::: Input rows :::

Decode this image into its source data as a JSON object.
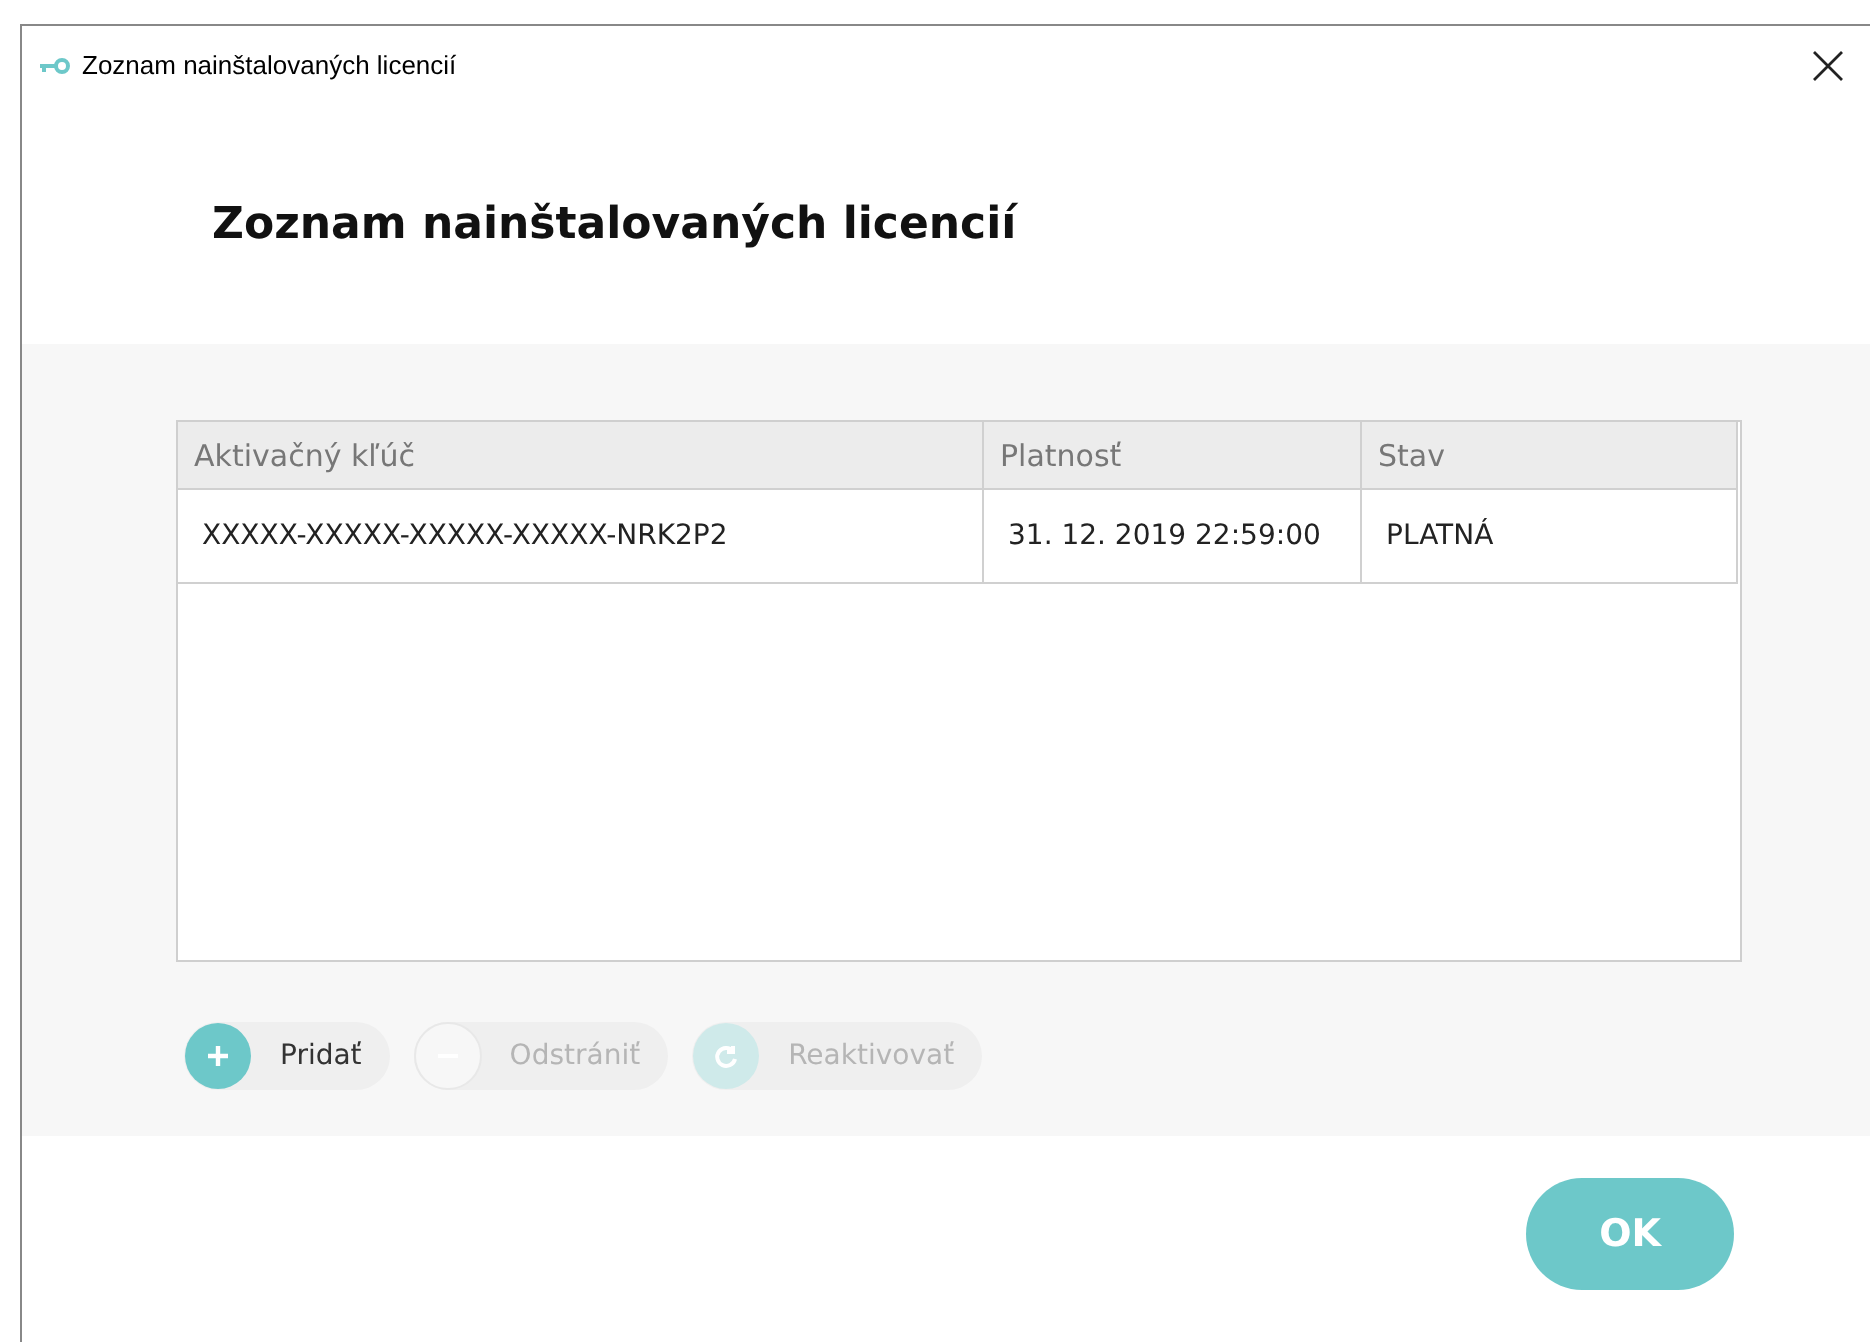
{
  "window": {
    "title": "Zoznam nainštalovaných licencií"
  },
  "heading": "Zoznam nainštalovaných licencií",
  "table": {
    "columns": [
      "Aktivačný kľúč",
      "Platnosť",
      "Stav"
    ],
    "rows": [
      {
        "cells": [
          "XXXXX-XXXXX-XXXXX-XXXXX-NRK2P2",
          "31. 12. 2019 22:59:00",
          "PLATNÁ"
        ],
        "selected": false
      }
    ]
  },
  "actions": [
    {
      "kind": "add",
      "label": "Pridať",
      "disabled": false
    },
    {
      "kind": "remove",
      "label": "Odstrániť",
      "disabled": true
    },
    {
      "kind": "reactivate",
      "label": "Reaktivovať",
      "disabled": true
    }
  ],
  "buttons": [
    {
      "label": "OK"
    }
  ]
}
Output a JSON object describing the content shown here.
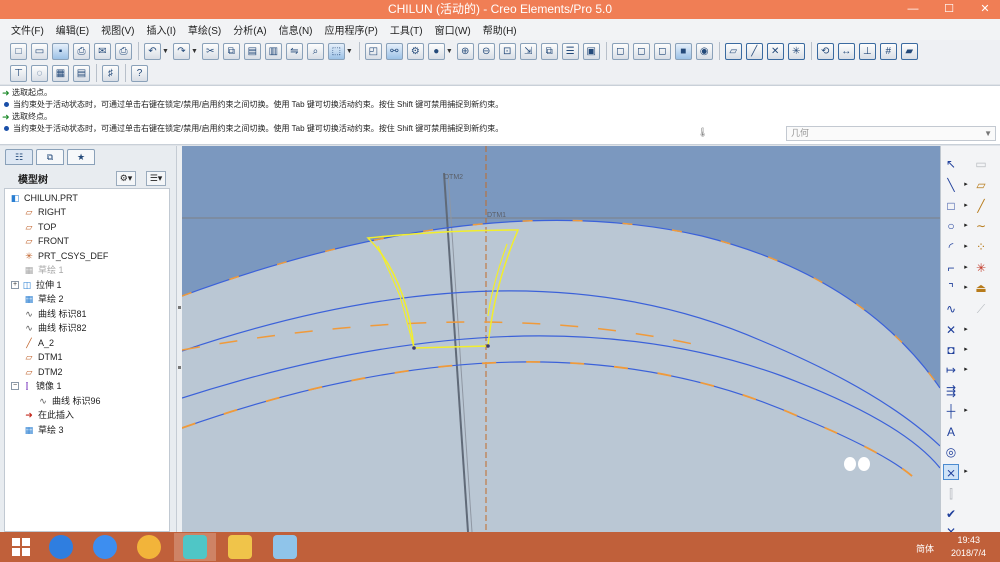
{
  "window": {
    "title": "CHILUN (活动的) - Creo Elements/Pro 5.0",
    "minimize": "—",
    "maximize": "☐",
    "close": "✕"
  },
  "menu": [
    "文件(F)",
    "编辑(E)",
    "视图(V)",
    "插入(I)",
    "草绘(S)",
    "分析(A)",
    "信息(N)",
    "应用程序(P)",
    "工具(T)",
    "窗口(W)",
    "帮助(H)"
  ],
  "messages": [
    {
      "kind": "prompt",
      "text": "选取起点。"
    },
    {
      "kind": "info",
      "text": "当约束处于活动状态时，可通过单击右键在锁定/禁用/启用约束之间切换。使用 Tab 键可切换活动约束。按住 Shift 键可禁用捕捉到新约束。"
    },
    {
      "kind": "prompt",
      "text": "选取终点。"
    },
    {
      "kind": "info",
      "text": "当约束处于活动状态时，可通过单击右键在锁定/禁用/启用约束之间切换。使用 Tab 键可切换活动约束。按住 Shift 键可禁用捕捉到新约束。"
    }
  ],
  "filter": {
    "value": "几何"
  },
  "model_tree": {
    "header": "模型树",
    "items": [
      {
        "label": "CHILUN.PRT",
        "icon": "part-icon",
        "level": 0,
        "dim": false
      },
      {
        "label": "RIGHT",
        "icon": "datum-plane-icon",
        "level": 1,
        "dim": false
      },
      {
        "label": "TOP",
        "icon": "datum-plane-icon",
        "level": 1,
        "dim": false
      },
      {
        "label": "FRONT",
        "icon": "datum-plane-icon",
        "level": 1,
        "dim": false
      },
      {
        "label": "PRT_CSYS_DEF",
        "icon": "csys-icon",
        "level": 1,
        "dim": false
      },
      {
        "label": "草绘 1",
        "icon": "sketch-icon",
        "level": 1,
        "dim": true
      },
      {
        "label": "拉伸 1",
        "icon": "extrude-icon",
        "level": 1,
        "dim": false,
        "expandable": true
      },
      {
        "label": "草绘 2",
        "icon": "sketch-icon",
        "level": 1,
        "dim": false
      },
      {
        "label": "曲线 标识81",
        "icon": "curve-icon",
        "level": 1,
        "dim": false
      },
      {
        "label": "曲线 标识82",
        "icon": "curve-icon",
        "level": 1,
        "dim": false
      },
      {
        "label": "A_2",
        "icon": "axis-icon",
        "level": 1,
        "dim": false
      },
      {
        "label": "DTM1",
        "icon": "datum-plane-icon",
        "level": 1,
        "dim": false
      },
      {
        "label": "DTM2",
        "icon": "datum-plane-icon",
        "level": 1,
        "dim": false
      },
      {
        "label": "镜像 1",
        "icon": "mirror-icon",
        "level": 1,
        "dim": false,
        "expanded": true
      },
      {
        "label": "曲线 标识96",
        "icon": "curve-icon",
        "level": 2,
        "dim": false
      },
      {
        "label": "在此插入",
        "icon": "insert-here-icon",
        "level": 1,
        "dim": false
      },
      {
        "label": "草绘 3",
        "icon": "sketch-icon",
        "level": 1,
        "dim": false
      }
    ]
  },
  "canvas": {
    "datum_labels": {
      "dtm1": "DTM1",
      "dtm2": "DTM2"
    },
    "colors": {
      "background": "#7b98bf",
      "body": "#bac7d4",
      "curve": "#3b61d9",
      "sketch": "#f2ee2c",
      "dim": "#f09a3a"
    }
  },
  "taskbar": {
    "apps": [
      "windows-start",
      "sogou-icon",
      "baidu-netdisk-icon",
      "paint-icon",
      "creo-icon",
      "file-explorer-icon",
      "notepad-icon"
    ],
    "ime": "简体",
    "time": "19:43",
    "date": "2018/7/4"
  }
}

:::

Quote the records above in full, dropping each picture.

Decode this image into its source data as a JSON object.
{
  "window": {
    "title": "Zoznam nainštalovaných licencií"
  },
  "heading": "Zoznam nainštalovaných licencií",
  "table": {
    "columns": [
      "Aktivačný kľúč",
      "Platnosť",
      "Stav"
    ],
    "rows": [
      {
        "cells": [
          "XXXXX-XXXXX-XXXXX-XXXXX-NRK2P2",
          "31. 12. 2019 22:59:00",
          "PLATNÁ"
        ],
        "selected": false
      }
    ]
  },
  "actions": [
    {
      "kind": "add",
      "label": "Pridať",
      "disabled": false
    },
    {
      "kind": "remove",
      "label": "Odstrániť",
      "disabled": true
    },
    {
      "kind": "reactivate",
      "label": "Reaktivovať",
      "disabled": true
    }
  ],
  "buttons": [
    {
      "label": "OK"
    }
  ]
}
Output a JSON object describing the content shown here.
{
  "window": {
    "title": "CHILUN (活动的) - Creo Elements/Pro 5.0",
    "minimize": "—",
    "maximize": "☐",
    "close": "✕"
  },
  "menu": [
    "文件(F)",
    "编辑(E)",
    "视图(V)",
    "插入(I)",
    "草绘(S)",
    "分析(A)",
    "信息(N)",
    "应用程序(P)",
    "工具(T)",
    "窗口(W)",
    "帮助(H)"
  ],
  "messages": [
    {
      "kind": "prompt",
      "text": "选取起点。"
    },
    {
      "kind": "info",
      "text": "当约束处于活动状态时，可通过单击右键在锁定/禁用/启用约束之间切换。使用 Tab 键可切换活动约束。按住 Shift 键可禁用捕捉到新约束。"
    },
    {
      "kind": "prompt",
      "text": "选取终点。"
    },
    {
      "kind": "info",
      "text": "当约束处于活动状态时，可通过单击右键在锁定/禁用/启用约束之间切换。使用 Tab 键可切换活动约束。按住 Shift 键可禁用捕捉到新约束。"
    }
  ],
  "filter": {
    "value": "几何"
  },
  "model_tree": {
    "header": "模型树",
    "items": [
      {
        "label": "CHILUN.PRT",
        "icon": "part-icon",
        "level": 0,
        "dim": false
      },
      {
        "label": "RIGHT",
        "icon": "datum-plane-icon",
        "level": 1,
        "dim": false
      },
      {
        "label": "TOP",
        "icon": "datum-plane-icon",
        "level": 1,
        "dim": false
      },
      {
        "label": "FRONT",
        "icon": "datum-plane-icon",
        "level": 1,
        "dim": false
      },
      {
        "label": "PRT_CSYS_DEF",
        "icon": "csys-icon",
        "level": 1,
        "dim": false
      },
      {
        "label": "草绘 1",
        "icon": "sketch-icon",
        "level": 1,
        "dim": true
      },
      {
        "label": "拉伸 1",
        "icon": "extrude-icon",
        "level": 1,
        "dim": false,
        "expandable": true
      },
      {
        "label": "草绘 2",
        "icon": "sketch-icon",
        "level": 1,
        "dim": false
      },
      {
        "label": "曲线 标识81",
        "icon": "curve-icon",
        "level": 1,
        "dim": false
      },
      {
        "label": "曲线 标识82",
        "icon": "curve-icon",
        "level": 1,
        "dim": false
      },
      {
        "label": "A_2",
        "icon": "axis-icon",
        "level": 1,
        "dim": false
      },
      {
        "label": "DTM1",
        "icon": "datum-plane-icon",
        "level": 1,
        "dim": false
      },
      {
        "label": "DTM2",
        "icon": "datum-plane-icon",
        "level": 1,
        "dim": false
      },
      {
        "label": "镜像 1",
        "icon": "mirror-icon",
        "level": 1,
        "dim": false,
        "expanded": true
      },
      {
        "label": "曲线 标识96",
        "icon": "curve-icon",
        "level": 2,
        "dim": false
      },
      {
        "label": "在此插入",
        "icon": "insert-here-icon",
        "level": 1,
        "dim": false
      },
      {
        "label": "草绘 3",
        "icon": "sketch-icon",
        "level": 1,
        "dim": false
      }
    ]
  },
  "canvas": {
    "datum_labels": {
      "dtm1": "DTM1",
      "dtm2": "DTM2"
    },
    "colors": {
      "background": "#7b98bf",
      "body": "#bac7d4",
      "curve": "#3b61d9",
      "sketch": "#f2ee2c",
      "dim": "#f09a3a"
    }
  },
  "taskbar": {
    "apps": [
      "windows-start",
      "sogou-icon",
      "baidu-netdisk-icon",
      "paint-icon",
      "creo-icon",
      "file-explorer-icon",
      "notepad-icon"
    ],
    "ime": "简体",
    "time": "19:43",
    "date": "2018/7/4"
  }
}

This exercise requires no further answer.